BEGIN Data in this exercise

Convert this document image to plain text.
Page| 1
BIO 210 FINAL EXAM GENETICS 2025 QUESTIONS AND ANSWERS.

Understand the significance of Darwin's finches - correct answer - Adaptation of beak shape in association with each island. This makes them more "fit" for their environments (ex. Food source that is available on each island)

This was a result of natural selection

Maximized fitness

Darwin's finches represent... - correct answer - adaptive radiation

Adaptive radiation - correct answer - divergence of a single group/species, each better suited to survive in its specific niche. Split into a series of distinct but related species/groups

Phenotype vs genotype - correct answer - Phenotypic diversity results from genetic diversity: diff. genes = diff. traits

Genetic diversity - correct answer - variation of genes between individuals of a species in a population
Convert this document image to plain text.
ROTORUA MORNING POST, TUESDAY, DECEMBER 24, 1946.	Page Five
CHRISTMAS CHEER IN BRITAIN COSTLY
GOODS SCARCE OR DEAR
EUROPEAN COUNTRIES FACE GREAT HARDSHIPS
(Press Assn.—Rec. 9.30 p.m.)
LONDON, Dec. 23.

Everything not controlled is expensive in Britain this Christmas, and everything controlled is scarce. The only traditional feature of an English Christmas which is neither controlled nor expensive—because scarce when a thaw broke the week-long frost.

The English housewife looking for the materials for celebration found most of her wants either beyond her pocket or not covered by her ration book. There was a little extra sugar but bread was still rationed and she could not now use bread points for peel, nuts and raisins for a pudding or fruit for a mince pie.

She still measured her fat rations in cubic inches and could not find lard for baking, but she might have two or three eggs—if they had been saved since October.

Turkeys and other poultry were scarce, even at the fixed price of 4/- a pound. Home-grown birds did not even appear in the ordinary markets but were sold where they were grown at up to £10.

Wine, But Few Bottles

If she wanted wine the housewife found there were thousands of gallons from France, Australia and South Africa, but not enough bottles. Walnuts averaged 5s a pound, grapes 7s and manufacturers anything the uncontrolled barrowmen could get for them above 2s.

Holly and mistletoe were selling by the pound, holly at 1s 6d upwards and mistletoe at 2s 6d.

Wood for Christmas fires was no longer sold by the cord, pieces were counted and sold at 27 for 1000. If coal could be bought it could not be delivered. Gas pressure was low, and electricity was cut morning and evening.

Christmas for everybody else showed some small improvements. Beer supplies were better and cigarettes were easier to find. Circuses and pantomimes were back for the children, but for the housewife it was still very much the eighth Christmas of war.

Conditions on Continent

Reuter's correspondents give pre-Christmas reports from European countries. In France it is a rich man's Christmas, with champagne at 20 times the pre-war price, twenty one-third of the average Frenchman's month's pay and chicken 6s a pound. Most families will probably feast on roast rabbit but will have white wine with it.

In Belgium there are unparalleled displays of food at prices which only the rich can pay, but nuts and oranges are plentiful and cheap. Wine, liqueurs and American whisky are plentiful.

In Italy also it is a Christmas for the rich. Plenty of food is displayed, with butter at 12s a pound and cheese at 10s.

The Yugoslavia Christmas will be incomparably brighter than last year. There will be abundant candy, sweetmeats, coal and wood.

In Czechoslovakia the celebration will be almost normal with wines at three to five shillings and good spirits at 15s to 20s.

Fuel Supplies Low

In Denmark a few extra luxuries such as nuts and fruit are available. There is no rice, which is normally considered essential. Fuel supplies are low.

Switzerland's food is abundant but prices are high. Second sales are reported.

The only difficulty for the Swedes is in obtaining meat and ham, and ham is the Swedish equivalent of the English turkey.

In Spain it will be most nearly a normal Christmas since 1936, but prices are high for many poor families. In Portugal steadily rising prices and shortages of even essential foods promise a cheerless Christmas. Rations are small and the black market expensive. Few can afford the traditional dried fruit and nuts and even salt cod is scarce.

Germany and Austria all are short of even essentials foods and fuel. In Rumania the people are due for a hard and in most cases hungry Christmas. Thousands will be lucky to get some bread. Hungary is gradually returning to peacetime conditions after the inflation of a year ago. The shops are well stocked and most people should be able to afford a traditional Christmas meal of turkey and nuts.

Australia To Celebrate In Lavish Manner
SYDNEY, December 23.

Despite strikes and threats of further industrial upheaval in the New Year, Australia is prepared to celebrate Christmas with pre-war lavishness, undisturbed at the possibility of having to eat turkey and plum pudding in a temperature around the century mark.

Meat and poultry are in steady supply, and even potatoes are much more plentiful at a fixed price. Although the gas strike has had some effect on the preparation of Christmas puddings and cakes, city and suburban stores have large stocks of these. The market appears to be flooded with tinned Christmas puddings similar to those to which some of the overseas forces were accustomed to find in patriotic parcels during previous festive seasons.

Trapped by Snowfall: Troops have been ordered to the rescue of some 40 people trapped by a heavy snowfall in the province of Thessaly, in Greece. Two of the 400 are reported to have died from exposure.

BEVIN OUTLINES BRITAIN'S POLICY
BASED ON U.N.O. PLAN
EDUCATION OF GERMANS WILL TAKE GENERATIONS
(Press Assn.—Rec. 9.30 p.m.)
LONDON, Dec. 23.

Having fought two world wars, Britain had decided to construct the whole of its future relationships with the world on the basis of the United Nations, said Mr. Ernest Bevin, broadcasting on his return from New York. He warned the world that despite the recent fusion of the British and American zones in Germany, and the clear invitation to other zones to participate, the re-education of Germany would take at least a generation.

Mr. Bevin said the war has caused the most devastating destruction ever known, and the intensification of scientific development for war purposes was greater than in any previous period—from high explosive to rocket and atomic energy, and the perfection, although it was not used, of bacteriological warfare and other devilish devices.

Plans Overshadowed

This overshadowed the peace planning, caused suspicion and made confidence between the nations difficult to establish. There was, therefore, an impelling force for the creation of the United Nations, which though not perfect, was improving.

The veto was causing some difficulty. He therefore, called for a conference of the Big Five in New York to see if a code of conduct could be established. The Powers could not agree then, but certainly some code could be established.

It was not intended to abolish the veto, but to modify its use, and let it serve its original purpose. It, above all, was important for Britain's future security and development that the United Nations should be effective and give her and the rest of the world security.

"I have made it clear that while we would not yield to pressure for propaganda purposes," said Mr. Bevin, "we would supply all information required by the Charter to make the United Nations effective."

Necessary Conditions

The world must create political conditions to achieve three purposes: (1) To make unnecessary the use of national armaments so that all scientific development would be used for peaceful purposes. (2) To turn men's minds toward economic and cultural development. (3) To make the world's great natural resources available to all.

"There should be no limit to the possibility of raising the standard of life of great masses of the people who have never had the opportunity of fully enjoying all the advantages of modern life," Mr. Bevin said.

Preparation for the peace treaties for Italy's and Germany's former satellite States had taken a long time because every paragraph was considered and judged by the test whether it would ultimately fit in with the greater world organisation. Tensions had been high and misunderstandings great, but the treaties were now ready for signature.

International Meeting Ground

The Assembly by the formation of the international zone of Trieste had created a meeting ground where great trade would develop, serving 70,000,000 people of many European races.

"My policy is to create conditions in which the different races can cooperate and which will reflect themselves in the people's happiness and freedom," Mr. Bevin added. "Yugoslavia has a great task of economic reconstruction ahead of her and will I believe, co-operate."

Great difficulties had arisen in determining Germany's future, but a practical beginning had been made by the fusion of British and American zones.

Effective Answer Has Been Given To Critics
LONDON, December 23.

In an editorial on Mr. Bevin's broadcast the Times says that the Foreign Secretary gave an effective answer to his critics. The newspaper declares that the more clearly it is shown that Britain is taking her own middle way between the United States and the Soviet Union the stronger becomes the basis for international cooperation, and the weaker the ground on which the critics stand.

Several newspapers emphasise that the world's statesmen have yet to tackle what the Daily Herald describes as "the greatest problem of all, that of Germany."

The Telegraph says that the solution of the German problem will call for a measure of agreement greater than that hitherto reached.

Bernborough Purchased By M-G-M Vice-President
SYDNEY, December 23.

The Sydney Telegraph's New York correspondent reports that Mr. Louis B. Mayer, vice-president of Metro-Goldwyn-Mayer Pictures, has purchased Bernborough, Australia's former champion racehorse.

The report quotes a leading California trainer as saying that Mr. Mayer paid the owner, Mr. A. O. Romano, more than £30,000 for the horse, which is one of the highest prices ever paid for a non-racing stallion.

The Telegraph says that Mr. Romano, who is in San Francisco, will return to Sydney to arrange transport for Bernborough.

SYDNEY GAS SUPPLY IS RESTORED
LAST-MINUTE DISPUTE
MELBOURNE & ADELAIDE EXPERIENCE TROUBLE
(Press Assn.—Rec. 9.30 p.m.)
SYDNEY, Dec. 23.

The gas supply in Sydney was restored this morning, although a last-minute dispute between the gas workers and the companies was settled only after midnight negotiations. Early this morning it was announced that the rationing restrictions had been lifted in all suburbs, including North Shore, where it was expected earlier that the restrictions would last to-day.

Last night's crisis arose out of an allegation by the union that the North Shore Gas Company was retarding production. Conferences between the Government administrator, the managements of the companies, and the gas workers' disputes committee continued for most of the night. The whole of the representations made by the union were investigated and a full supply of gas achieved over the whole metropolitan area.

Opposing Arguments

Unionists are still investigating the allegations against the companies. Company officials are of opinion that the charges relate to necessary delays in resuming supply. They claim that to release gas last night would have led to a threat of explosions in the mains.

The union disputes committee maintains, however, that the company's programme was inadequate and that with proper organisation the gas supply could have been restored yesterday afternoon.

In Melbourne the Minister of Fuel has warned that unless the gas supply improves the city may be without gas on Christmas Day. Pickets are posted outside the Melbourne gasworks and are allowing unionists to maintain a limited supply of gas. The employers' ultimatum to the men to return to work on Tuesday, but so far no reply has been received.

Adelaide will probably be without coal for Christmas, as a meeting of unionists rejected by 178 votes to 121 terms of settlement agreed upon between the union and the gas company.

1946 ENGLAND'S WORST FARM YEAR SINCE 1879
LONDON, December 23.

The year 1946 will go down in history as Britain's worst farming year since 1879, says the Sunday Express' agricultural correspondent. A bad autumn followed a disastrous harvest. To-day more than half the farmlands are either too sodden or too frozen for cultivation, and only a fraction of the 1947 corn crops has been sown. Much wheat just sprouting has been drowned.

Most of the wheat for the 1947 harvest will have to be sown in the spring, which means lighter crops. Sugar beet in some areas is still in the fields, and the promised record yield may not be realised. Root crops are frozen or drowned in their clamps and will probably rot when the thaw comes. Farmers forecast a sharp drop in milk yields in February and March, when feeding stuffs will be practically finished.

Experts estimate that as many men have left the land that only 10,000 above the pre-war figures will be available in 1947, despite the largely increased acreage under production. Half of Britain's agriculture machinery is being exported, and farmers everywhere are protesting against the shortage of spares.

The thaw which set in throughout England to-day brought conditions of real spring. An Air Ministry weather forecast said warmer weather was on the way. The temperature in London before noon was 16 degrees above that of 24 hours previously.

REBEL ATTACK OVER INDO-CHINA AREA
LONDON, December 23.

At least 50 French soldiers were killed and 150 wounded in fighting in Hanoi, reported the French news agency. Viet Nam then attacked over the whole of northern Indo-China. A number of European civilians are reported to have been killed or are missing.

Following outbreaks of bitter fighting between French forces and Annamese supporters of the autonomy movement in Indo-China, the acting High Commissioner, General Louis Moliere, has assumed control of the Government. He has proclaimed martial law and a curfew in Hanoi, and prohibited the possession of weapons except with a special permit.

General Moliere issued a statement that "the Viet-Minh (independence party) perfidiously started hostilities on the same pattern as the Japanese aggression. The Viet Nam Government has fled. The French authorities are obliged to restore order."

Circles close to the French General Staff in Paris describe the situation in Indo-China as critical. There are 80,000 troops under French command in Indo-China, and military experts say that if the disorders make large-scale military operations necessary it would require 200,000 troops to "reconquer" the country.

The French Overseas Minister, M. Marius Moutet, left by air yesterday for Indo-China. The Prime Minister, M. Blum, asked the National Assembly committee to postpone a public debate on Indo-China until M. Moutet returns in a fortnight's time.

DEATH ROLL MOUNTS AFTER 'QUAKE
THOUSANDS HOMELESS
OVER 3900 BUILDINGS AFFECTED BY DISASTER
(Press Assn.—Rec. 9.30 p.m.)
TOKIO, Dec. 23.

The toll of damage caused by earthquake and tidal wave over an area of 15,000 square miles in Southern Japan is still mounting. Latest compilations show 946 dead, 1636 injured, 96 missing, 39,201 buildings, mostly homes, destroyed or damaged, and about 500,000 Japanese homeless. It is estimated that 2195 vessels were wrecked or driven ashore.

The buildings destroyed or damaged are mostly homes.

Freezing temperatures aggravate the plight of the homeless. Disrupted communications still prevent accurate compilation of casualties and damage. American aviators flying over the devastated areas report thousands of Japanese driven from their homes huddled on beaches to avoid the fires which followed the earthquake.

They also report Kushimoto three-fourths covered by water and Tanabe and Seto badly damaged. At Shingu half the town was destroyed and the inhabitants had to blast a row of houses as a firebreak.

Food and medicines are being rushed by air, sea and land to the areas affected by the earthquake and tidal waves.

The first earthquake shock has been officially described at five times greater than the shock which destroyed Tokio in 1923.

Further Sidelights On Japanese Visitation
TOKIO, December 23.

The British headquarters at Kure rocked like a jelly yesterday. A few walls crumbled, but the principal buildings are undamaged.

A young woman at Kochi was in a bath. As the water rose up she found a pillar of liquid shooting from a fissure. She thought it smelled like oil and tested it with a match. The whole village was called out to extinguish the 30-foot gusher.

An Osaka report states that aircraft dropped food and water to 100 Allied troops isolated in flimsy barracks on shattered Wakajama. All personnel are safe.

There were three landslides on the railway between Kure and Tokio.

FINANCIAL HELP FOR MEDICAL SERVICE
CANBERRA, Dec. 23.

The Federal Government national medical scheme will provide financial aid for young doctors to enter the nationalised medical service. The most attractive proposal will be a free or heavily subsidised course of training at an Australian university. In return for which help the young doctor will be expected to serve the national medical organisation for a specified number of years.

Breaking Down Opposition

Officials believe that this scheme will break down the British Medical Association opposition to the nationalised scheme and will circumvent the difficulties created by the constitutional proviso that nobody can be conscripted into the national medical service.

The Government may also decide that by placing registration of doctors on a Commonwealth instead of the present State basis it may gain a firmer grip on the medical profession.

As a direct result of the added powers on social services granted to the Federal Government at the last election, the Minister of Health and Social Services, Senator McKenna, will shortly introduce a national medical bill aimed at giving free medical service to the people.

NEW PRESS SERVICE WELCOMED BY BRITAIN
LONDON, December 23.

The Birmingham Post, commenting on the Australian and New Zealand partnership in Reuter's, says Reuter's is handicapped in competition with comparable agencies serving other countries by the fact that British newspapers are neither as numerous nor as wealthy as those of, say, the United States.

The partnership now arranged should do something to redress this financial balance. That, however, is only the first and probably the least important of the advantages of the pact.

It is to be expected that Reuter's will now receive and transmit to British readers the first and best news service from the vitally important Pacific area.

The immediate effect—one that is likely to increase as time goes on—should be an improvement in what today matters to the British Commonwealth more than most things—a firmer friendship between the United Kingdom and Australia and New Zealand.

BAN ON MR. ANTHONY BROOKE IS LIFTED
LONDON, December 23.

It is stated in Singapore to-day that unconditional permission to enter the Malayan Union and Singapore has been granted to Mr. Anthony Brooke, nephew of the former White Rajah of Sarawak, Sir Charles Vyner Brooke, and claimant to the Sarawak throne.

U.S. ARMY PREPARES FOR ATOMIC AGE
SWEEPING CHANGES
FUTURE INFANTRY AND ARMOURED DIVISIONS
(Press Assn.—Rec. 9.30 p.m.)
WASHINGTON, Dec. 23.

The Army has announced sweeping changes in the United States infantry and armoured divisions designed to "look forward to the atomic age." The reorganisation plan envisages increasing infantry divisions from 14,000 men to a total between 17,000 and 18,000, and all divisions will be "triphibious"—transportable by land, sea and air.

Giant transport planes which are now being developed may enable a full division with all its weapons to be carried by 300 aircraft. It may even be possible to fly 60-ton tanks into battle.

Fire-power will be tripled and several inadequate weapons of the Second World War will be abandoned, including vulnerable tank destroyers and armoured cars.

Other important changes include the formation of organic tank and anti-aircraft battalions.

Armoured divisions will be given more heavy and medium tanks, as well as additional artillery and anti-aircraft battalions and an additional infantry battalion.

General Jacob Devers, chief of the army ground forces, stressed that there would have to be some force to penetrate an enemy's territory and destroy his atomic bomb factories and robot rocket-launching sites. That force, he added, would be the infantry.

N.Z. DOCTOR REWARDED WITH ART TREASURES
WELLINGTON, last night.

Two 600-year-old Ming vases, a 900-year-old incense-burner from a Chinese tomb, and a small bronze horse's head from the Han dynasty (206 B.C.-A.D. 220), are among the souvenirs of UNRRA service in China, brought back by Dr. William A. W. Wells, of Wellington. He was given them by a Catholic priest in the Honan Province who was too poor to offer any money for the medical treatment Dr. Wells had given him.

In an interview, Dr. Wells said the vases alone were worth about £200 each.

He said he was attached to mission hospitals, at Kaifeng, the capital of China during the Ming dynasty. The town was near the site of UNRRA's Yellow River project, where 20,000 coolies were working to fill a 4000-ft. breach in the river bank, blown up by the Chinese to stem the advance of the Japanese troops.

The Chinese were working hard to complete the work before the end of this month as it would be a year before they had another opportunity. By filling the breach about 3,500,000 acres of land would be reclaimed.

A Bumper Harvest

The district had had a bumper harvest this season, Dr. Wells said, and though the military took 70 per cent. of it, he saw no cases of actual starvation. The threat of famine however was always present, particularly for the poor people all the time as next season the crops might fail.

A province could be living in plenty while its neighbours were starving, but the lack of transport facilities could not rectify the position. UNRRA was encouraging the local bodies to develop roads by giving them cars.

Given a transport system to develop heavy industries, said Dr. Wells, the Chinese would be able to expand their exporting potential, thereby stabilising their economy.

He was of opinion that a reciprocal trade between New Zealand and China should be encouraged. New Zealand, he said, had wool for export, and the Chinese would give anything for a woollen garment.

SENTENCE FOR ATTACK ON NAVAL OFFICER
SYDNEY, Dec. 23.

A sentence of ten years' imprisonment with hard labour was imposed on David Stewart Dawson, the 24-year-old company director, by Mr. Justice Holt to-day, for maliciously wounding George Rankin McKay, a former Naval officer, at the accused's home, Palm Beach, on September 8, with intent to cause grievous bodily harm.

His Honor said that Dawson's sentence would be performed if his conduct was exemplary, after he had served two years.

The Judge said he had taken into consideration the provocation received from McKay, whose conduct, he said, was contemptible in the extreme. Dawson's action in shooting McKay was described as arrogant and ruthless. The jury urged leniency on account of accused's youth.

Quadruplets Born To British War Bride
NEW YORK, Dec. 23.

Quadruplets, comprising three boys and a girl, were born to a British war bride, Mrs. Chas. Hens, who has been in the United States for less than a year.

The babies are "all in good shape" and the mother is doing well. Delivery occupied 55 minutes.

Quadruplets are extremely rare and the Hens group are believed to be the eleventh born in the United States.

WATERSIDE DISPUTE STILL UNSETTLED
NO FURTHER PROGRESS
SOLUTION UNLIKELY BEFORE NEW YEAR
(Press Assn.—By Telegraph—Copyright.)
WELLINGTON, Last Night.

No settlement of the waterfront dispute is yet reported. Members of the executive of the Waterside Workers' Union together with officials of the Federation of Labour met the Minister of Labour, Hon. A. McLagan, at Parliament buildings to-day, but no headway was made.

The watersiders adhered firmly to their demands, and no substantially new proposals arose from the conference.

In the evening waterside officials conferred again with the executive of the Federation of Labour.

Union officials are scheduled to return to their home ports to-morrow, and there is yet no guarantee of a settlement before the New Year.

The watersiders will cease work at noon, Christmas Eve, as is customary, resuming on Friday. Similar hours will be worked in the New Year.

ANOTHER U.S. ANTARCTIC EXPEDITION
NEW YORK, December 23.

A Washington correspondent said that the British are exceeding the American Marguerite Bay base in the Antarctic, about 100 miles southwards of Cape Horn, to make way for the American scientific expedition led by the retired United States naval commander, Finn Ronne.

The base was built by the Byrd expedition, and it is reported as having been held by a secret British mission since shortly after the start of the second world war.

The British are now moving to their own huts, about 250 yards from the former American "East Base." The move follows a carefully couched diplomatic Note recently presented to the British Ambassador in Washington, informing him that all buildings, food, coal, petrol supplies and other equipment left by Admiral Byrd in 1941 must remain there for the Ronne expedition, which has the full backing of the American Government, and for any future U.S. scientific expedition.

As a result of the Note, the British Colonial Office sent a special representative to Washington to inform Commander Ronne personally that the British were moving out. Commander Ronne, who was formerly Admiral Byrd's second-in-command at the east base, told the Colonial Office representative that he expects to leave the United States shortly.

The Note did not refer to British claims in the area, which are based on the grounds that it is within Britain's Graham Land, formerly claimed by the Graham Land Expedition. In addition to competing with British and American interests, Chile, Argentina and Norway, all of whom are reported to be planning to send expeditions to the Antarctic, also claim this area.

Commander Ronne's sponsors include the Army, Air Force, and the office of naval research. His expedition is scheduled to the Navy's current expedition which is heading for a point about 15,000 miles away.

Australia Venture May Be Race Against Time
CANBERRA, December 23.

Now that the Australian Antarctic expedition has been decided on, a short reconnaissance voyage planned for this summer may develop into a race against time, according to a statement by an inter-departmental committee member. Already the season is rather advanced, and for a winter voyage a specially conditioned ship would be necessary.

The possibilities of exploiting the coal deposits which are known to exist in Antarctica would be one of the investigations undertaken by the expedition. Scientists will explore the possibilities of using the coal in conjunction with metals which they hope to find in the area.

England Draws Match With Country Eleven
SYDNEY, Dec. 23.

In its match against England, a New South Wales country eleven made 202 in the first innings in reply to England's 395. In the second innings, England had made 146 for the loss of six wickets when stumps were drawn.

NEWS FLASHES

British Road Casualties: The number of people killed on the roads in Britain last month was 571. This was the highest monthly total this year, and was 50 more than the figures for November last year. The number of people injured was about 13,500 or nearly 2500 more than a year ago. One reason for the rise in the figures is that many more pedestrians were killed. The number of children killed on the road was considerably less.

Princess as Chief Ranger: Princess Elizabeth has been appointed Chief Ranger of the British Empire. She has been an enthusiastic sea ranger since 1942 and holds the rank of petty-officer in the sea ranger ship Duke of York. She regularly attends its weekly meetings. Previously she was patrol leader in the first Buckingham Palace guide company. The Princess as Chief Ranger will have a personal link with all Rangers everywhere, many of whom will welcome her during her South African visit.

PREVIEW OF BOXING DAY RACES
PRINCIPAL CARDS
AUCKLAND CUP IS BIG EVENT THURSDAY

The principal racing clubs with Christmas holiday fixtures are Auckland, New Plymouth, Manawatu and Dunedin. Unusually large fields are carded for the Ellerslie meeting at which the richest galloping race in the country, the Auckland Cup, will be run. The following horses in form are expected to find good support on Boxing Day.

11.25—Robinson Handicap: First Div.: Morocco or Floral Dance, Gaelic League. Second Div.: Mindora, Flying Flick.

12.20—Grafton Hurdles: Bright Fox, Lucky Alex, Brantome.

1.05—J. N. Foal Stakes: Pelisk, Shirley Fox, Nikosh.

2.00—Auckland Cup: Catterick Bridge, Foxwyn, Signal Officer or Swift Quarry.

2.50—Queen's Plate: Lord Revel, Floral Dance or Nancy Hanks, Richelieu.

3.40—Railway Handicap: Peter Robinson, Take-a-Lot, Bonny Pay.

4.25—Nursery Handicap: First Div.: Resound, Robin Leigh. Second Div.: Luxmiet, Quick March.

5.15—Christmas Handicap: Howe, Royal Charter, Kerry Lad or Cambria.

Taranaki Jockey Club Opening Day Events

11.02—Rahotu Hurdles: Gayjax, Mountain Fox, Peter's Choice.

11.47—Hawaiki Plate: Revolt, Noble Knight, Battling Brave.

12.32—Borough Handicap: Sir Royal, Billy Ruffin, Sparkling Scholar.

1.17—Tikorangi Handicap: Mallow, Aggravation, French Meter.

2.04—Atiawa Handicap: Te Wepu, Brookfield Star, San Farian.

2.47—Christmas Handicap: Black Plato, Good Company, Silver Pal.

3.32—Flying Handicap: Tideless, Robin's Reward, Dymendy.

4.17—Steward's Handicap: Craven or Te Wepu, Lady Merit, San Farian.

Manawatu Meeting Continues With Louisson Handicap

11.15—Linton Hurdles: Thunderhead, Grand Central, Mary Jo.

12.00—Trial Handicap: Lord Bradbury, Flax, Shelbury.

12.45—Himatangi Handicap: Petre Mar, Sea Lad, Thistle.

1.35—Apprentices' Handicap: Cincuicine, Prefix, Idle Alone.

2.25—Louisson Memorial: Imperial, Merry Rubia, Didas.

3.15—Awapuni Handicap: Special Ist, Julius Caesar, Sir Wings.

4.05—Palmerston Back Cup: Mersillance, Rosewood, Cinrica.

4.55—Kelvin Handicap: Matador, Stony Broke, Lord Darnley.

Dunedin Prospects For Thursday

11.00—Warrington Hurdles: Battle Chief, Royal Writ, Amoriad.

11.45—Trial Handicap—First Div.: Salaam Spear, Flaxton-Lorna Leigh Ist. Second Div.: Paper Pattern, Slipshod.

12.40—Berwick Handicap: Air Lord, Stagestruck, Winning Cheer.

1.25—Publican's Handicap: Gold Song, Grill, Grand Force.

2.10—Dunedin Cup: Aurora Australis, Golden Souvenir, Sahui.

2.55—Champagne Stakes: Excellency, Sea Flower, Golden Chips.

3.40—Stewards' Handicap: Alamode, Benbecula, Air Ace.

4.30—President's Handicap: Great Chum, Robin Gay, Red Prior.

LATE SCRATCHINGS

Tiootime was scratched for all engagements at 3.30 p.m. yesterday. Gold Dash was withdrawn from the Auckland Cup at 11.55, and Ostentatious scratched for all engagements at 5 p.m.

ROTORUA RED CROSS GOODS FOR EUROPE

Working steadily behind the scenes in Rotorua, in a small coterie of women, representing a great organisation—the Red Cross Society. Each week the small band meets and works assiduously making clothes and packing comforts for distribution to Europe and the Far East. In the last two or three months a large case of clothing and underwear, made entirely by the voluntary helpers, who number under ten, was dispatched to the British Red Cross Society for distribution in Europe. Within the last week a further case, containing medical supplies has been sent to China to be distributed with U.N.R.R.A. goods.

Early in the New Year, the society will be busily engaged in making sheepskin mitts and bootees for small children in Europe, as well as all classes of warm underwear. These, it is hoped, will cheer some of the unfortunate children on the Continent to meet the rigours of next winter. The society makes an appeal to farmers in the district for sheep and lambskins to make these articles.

END Data in this exercise

= What you need to do =
In the material above, each line with the word "better" should be copied.

= Solution to this problem =
Adaptive radiation - correct answer - divergence of a single group/species, each better suited to survive in its specific niche. Split into a series of distinct but related species/groups
Christmas for everybody else showed some small improvements. Beer supplies were better and cigarettes were easier to find. Circuses and pantomimes were back for the children, but for the housewife it was still very much the eighth Christmas of war.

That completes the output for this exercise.